I thought about transforming an XSL with another XSL, but that seems rather convoluted for such a simple thing.
I've tried searching here and around the internet via Google, but I'm somewhat new to XSL, and all of the words I can think to search in association with XSL or XSLT seem to have specific meanings in the XSL context that make them less useful as search terms (e.g. XSL template, generic XSL, etc.). Some vocab and some good links would be great, an example would be amazing.
Many Thanks, Russ
Here is a complete solution:
<xsl:stylesheet version="1.0"
xmlns:xsl="http://www.w3.org/1999/XSL/Transform">
<xsl:output omit-xml-declaration="yes" indent="yes"/>
<xsl:strip-space elements="*"/>
<xsl:param name="pDoc1File" select="'b-list-file1.xml'"/>
<xsl:param name="pDoc2File" select="'b-list-file2.xml'"/>
<xsl:param name="pElemName" select="'b-item'"/>
<xsl:param name="pKeyAttrName" select="'different_key_field'"/>
<xsl:variable name="vDoc1" select="document($pDoc1File)"/>
<xsl:variable name="vDoc2" select="document($pDoc2File)"/>
<xsl:template match="/">
<xsl:apply-templates select="$vDoc1/node()"/>
</xsl:template>
<xsl:template match="/*">
<xsl:copy>
<xsl:copy-of select="@*"/>
<xsl:copy-of select=
"*[name()=$pElemName]
[not(@*[name()=$pKeyAttrName]
=
$vDoc2/*/*[name()=$pElemName]
/@*[name()=$pKeyAttrName])

## Document layout analysis data
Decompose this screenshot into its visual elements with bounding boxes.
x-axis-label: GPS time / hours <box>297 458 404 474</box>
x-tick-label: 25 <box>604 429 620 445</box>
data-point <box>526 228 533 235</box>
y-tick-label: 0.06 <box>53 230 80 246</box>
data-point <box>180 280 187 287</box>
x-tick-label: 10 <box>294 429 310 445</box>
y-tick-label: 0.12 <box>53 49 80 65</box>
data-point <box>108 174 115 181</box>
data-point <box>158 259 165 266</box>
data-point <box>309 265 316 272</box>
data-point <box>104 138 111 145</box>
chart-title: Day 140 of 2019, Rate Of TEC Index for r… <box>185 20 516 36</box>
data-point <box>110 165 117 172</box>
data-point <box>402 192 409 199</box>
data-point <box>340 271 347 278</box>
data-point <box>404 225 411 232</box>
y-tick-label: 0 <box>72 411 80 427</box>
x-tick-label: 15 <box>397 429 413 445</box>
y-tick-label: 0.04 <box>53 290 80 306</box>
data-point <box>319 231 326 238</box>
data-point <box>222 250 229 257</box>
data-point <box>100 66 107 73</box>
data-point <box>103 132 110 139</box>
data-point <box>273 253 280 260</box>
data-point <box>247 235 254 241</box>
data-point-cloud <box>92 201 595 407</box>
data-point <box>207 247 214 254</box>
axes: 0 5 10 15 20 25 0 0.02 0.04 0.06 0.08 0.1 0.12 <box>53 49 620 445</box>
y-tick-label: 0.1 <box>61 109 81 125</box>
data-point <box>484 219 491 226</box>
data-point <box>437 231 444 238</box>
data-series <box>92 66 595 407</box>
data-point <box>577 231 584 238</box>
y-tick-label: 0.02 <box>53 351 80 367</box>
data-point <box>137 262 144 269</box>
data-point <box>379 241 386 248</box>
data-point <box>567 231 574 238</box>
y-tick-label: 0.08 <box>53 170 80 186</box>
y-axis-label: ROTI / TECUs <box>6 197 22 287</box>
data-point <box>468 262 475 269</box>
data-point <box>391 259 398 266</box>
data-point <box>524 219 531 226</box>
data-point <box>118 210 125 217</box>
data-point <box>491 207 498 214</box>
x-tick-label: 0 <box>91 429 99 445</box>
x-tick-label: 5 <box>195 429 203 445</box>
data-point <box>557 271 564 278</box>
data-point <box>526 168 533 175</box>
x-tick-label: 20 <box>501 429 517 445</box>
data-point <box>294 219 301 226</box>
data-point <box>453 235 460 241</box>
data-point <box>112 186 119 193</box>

## Apply what you read
[A] Using the XSL excerpt, give yes or no for each statement below, along with the words from the excerpt that settle it: (i) The writer considered transforming an XSL with another XSL. (ii) The writer has long experience with XSL. (iii) In the stylesheet, the parameter pElemName selects 'b-item'.
[B] Write out the part of the XSL excerpt from "I've tried searching" to "would be amazing.".
[C] Translate this sentence from the XSL excerpt into Spanish: "Some vocab and some good links would be great, an example would be amazing."

## Results of the exercise
[A]
(i) Yes: "I thought about transforming an XSL with another XSL"
(ii) No: "I'm somewhat new to XSL"
(iii) Yes: "<xsl:param name="pElemName" select="'b-item'"/>"

[B]
I've tried searching here and around the internet via Google, but I'm somewhat new to XSL, and all of the words I can think to search in association with XSL or XSLT seem to have specific meanings in the XSL context that make them less useful as search terms (e.g. XSL template, generic XSL, etc.). Some vocab and some good links would be great, an example would be amazing.

[C] Algo de vocabulario y algunos buenos enlaces serían geniales; un ejemplo sería increíble.